*Work required*:
Scan the data below for the string "derived". Show every line where it turns up.

*Items from a data source*:
........
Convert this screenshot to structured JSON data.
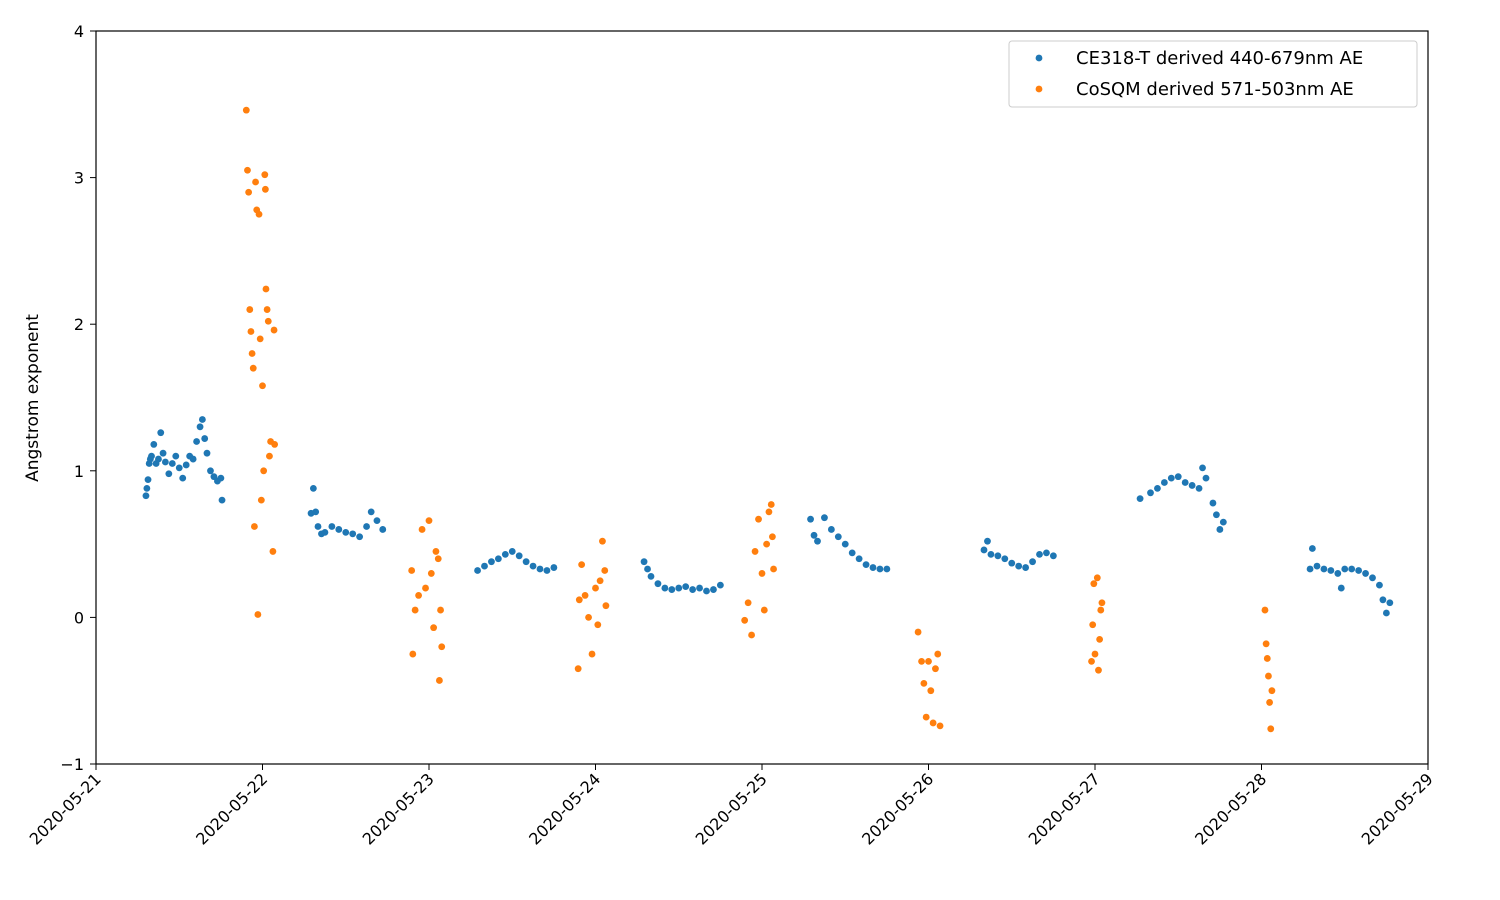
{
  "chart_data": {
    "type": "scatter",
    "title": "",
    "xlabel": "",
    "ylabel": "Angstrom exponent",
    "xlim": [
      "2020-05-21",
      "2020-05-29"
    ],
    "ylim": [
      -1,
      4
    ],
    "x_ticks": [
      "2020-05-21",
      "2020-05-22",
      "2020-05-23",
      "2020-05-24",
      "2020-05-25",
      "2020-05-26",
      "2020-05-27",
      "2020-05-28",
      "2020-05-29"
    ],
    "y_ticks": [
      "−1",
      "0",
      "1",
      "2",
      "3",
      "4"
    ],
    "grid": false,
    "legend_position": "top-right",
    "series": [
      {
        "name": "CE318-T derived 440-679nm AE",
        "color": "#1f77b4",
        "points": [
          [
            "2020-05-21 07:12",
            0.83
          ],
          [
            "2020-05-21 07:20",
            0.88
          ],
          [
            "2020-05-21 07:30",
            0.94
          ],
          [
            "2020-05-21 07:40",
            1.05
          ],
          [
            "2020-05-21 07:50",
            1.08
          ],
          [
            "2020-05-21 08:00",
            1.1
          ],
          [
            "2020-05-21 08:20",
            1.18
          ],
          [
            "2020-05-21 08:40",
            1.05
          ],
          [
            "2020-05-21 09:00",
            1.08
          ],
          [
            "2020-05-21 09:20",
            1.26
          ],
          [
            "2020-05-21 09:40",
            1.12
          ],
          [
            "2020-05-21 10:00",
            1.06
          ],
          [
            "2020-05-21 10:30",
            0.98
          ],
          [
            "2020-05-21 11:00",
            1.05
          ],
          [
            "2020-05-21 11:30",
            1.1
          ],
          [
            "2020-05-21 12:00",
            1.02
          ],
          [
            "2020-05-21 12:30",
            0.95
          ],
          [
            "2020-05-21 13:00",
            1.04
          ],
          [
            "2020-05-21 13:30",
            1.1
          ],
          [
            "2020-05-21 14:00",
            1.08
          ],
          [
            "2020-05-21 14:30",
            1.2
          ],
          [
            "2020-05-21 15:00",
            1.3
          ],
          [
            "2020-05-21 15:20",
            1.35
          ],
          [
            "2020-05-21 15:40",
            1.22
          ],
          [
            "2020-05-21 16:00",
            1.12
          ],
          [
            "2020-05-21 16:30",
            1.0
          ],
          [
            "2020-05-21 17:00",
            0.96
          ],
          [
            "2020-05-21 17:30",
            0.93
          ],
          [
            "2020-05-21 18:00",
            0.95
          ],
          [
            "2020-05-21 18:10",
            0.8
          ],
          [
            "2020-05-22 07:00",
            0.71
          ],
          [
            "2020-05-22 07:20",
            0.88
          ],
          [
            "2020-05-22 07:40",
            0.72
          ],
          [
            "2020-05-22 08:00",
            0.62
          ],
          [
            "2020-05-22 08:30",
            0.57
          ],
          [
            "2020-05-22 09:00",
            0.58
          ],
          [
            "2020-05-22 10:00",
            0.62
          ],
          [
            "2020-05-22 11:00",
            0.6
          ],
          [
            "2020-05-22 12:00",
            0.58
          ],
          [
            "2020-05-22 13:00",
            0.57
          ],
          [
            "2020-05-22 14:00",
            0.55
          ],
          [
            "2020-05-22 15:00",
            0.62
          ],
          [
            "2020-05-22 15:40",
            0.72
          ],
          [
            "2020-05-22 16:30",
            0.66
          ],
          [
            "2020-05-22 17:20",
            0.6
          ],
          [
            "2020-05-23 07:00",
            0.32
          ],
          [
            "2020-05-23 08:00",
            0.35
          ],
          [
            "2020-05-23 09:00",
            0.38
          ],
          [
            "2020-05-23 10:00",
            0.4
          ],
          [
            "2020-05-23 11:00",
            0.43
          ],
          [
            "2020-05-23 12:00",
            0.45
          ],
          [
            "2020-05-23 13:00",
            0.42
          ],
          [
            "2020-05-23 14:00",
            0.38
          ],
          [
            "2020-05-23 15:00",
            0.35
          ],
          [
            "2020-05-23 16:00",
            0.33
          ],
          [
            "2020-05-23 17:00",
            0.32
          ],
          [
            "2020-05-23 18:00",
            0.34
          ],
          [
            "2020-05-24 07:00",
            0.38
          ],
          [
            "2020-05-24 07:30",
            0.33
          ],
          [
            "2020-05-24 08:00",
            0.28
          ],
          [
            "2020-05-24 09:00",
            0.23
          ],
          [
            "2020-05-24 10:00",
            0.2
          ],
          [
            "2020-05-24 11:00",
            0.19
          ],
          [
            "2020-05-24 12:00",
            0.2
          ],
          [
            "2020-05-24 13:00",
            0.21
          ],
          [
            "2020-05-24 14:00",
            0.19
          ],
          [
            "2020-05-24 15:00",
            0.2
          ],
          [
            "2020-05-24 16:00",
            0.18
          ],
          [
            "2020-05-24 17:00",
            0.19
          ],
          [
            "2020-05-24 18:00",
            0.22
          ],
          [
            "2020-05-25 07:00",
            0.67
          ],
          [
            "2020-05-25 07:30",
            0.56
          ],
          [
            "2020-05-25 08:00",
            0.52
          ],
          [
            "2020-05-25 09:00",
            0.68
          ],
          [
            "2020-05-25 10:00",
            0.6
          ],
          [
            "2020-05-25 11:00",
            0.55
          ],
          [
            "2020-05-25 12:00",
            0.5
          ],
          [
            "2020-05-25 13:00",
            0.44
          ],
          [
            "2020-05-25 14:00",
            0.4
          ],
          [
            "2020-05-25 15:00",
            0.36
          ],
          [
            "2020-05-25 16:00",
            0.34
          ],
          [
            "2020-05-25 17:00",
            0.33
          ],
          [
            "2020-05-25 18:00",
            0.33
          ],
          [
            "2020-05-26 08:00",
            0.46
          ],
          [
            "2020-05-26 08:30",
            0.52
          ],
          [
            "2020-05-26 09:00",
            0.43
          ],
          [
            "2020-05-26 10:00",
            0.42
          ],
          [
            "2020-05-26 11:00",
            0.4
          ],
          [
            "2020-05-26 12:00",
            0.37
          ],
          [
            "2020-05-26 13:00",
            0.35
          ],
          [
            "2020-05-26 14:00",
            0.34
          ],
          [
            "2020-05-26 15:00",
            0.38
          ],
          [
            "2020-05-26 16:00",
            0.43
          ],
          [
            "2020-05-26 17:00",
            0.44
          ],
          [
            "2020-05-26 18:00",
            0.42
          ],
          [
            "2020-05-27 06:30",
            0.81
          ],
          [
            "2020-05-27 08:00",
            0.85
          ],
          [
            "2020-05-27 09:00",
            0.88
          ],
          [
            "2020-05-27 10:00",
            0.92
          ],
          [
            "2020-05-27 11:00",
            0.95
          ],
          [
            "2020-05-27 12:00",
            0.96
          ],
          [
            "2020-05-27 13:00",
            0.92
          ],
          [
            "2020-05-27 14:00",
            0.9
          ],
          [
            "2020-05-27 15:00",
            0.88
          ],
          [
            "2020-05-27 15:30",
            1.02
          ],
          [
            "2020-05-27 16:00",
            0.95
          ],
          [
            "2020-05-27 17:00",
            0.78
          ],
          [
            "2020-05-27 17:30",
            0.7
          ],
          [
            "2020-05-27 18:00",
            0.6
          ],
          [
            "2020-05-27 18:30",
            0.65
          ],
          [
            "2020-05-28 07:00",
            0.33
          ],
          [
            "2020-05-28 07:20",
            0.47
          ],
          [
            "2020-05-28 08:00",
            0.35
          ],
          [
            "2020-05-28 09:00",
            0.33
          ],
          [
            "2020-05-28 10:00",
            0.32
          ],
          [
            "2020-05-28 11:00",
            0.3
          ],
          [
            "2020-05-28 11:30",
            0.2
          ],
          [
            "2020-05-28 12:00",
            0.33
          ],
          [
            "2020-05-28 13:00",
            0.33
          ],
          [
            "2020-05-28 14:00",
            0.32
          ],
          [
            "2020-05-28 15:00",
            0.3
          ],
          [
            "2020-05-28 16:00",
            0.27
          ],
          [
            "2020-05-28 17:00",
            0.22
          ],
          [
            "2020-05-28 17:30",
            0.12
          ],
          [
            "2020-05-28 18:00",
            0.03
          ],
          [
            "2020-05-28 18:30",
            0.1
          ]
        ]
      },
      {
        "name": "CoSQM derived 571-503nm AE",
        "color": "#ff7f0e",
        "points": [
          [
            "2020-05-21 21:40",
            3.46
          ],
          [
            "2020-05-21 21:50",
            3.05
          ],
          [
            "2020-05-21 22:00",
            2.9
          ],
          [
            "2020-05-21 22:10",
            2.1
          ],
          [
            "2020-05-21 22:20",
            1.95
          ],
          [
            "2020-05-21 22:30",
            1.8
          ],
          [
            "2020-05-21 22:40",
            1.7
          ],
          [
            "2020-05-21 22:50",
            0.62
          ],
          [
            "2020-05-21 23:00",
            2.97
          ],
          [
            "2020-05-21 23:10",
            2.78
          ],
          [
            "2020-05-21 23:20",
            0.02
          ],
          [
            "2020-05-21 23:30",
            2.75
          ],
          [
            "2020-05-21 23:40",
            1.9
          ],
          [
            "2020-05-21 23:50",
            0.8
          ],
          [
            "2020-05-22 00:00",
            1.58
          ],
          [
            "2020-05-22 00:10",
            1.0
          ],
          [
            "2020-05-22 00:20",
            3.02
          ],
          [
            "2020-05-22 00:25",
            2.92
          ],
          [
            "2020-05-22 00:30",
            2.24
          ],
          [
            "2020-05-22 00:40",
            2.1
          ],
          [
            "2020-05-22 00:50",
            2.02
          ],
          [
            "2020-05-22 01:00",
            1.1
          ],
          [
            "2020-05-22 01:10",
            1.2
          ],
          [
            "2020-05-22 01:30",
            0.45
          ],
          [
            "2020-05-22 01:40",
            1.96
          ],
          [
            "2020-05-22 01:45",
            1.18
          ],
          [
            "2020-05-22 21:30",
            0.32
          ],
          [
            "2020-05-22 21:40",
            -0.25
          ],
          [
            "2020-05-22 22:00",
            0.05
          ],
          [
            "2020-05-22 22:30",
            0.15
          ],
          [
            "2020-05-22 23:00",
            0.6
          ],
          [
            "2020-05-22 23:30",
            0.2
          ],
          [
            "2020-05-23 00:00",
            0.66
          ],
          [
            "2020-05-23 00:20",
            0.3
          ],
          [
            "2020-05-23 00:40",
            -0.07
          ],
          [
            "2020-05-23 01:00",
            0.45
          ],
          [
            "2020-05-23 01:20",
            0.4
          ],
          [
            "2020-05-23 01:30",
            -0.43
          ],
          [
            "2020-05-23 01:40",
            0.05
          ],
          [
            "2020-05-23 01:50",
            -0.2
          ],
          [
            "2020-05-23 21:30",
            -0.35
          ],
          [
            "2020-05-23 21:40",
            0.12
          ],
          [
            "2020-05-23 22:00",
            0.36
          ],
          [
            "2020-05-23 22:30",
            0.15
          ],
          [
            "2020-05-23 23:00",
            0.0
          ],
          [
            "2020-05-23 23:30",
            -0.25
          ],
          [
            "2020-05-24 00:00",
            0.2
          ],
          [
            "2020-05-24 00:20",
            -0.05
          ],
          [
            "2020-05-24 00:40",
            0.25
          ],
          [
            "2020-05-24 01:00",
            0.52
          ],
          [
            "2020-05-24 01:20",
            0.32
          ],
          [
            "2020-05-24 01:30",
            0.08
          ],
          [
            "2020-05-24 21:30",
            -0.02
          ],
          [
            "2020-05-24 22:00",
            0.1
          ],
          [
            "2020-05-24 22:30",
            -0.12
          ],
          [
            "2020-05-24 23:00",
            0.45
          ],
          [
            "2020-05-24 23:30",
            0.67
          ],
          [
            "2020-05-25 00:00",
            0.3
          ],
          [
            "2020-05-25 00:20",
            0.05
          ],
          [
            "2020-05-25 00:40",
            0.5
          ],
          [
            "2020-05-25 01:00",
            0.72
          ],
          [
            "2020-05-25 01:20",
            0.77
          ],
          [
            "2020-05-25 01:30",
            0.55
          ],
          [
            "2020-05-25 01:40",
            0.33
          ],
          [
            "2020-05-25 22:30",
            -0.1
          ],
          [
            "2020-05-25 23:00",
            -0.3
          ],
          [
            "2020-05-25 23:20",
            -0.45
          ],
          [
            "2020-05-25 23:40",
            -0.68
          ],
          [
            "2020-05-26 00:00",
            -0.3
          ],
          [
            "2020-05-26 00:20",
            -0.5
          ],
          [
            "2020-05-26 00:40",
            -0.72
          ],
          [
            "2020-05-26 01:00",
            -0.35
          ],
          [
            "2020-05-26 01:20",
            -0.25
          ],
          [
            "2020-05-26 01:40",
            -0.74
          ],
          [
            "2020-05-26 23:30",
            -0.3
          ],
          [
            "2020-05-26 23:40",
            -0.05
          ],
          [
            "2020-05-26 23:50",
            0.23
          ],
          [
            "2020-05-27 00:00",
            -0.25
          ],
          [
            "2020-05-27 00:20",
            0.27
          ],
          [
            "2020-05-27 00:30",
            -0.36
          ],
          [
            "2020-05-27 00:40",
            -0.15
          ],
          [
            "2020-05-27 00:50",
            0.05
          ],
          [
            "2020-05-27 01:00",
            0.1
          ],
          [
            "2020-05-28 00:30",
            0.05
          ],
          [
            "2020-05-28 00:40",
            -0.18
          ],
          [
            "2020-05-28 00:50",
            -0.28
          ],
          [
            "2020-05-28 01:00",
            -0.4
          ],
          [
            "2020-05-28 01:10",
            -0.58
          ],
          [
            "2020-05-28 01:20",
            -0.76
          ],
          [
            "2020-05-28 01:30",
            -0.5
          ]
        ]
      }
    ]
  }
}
........
*In response*:
        "name": "CE318-T derived 440-679nm AE",
        "name": "CoSQM derived 571-503nm AE",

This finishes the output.